What is the number of lines in the entries below that include the word "Chinese"? Provide the number only.

[Stored data entries]
________________
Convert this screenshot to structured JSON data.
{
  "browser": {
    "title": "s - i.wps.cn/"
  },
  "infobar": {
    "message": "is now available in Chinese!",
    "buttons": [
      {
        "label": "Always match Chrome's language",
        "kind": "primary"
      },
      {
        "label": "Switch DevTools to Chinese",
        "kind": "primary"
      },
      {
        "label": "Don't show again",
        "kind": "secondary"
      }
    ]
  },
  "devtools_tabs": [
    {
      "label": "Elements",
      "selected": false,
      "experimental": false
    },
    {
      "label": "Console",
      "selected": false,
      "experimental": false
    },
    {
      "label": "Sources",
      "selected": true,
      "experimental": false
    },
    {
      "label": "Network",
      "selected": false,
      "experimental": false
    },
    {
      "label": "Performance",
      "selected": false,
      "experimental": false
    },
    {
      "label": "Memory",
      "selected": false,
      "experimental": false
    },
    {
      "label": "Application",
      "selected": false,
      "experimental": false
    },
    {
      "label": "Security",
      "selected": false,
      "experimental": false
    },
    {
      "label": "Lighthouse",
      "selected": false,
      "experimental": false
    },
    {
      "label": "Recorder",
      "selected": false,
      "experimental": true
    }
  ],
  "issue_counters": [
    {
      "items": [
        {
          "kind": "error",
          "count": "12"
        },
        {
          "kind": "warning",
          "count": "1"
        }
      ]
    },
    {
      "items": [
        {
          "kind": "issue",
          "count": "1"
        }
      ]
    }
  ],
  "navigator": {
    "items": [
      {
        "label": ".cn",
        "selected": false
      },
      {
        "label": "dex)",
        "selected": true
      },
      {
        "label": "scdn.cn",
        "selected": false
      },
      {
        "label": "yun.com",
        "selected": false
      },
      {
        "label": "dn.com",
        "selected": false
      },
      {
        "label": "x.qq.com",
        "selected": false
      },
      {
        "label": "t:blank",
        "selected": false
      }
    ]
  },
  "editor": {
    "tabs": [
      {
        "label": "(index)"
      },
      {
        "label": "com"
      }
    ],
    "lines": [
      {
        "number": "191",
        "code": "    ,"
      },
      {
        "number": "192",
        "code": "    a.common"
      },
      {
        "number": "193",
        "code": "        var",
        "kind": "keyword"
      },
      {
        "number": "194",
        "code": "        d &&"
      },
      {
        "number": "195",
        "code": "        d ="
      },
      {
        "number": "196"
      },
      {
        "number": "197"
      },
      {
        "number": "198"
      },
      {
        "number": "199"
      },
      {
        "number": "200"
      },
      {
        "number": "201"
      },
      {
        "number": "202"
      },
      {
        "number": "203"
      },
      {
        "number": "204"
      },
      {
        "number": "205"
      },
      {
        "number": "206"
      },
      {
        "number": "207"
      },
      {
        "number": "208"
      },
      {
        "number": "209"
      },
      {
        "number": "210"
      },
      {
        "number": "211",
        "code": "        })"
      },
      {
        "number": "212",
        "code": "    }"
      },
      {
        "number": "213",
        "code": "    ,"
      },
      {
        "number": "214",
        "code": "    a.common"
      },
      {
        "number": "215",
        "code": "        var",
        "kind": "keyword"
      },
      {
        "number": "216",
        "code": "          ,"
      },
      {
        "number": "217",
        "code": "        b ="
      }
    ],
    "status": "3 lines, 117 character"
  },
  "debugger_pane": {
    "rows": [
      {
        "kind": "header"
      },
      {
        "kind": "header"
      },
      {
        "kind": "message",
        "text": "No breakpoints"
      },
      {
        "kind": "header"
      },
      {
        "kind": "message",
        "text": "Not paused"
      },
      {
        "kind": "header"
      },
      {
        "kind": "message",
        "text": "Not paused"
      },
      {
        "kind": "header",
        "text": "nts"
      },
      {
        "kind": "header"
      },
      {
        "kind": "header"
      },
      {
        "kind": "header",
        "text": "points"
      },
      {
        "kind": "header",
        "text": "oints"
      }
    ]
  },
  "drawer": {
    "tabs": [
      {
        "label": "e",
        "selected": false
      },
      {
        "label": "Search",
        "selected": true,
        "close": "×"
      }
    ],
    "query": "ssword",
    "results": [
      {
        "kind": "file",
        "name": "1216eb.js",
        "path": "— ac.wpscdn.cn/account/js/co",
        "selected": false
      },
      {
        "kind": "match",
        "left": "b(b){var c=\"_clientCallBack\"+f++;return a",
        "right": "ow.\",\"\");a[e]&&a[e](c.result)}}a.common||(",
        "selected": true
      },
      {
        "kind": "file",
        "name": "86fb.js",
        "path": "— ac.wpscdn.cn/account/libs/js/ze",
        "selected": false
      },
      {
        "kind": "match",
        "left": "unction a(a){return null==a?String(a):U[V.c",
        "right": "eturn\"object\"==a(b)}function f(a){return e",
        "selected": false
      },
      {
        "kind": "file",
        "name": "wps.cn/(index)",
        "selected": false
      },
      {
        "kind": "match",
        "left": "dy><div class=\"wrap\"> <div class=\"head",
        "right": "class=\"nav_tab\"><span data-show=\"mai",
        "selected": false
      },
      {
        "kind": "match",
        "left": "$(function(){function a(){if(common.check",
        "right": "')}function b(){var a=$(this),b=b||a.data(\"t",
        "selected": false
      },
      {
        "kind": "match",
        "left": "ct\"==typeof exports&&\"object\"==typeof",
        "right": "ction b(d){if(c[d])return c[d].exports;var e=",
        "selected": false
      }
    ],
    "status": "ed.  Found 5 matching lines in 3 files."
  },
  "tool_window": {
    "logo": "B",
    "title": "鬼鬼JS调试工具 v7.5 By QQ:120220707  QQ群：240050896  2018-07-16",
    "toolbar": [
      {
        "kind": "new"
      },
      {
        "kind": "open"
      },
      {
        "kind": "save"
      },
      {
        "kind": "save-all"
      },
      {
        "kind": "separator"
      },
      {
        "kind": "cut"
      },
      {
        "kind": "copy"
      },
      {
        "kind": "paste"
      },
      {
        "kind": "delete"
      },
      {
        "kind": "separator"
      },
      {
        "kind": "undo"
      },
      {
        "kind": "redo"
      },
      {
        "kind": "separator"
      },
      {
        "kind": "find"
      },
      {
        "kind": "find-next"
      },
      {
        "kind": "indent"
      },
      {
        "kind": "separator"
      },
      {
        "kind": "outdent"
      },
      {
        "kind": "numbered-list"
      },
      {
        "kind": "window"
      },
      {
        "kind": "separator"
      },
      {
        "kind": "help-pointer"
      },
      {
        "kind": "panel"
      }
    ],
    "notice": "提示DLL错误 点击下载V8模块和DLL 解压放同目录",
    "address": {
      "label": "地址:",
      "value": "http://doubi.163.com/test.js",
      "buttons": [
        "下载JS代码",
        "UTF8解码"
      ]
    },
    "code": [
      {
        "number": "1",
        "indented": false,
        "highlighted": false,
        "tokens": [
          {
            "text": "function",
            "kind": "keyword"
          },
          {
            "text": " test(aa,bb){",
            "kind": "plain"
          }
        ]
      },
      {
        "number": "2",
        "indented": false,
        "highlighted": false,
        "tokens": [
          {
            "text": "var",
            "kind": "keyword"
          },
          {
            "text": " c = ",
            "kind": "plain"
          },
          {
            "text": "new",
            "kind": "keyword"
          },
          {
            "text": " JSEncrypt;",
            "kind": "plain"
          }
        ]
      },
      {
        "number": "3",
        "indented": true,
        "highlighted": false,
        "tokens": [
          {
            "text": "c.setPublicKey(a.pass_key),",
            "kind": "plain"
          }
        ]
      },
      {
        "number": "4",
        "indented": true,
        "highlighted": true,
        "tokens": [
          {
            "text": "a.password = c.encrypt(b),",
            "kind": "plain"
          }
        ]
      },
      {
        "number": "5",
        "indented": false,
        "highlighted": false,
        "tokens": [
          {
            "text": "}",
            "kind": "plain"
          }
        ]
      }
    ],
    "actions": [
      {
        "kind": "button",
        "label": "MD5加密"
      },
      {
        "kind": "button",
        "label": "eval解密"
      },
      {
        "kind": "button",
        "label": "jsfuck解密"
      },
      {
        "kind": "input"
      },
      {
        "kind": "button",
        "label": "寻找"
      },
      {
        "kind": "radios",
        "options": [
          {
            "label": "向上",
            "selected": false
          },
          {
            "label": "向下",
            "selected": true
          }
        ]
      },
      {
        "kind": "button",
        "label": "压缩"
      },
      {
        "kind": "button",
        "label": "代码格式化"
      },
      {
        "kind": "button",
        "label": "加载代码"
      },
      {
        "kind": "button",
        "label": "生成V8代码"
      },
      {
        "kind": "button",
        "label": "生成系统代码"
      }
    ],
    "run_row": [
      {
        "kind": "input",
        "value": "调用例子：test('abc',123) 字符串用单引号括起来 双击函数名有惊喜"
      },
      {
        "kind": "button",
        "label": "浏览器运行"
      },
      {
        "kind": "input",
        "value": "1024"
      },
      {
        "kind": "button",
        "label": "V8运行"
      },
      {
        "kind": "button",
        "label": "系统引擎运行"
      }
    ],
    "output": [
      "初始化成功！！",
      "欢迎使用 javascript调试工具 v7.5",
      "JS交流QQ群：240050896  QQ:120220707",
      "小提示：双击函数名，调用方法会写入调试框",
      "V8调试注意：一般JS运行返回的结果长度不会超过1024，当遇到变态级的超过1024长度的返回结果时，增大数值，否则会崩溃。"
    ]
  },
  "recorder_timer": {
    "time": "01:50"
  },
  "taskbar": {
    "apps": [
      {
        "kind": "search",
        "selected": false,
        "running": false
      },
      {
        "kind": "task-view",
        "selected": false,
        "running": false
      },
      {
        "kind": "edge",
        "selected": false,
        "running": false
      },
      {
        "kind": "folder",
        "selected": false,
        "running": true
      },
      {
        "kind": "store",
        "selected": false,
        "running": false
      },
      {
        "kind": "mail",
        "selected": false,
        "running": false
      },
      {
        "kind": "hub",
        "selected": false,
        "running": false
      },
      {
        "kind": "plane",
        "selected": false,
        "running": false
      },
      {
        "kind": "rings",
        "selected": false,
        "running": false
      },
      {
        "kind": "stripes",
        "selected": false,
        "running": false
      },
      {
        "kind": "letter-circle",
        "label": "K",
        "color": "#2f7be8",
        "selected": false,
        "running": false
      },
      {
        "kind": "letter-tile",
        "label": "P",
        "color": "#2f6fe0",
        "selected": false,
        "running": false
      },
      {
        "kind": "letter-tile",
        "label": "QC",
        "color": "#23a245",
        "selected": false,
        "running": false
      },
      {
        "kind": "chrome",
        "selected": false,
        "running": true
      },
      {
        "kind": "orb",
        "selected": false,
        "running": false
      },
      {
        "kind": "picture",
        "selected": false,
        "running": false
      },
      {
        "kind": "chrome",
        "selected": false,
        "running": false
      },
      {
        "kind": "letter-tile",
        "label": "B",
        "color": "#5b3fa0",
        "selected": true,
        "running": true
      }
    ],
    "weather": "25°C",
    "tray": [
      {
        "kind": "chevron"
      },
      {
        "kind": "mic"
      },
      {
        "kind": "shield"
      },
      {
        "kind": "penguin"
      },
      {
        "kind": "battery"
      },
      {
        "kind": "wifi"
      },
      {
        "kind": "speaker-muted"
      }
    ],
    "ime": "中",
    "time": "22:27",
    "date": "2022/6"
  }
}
________________
Answer to this task
2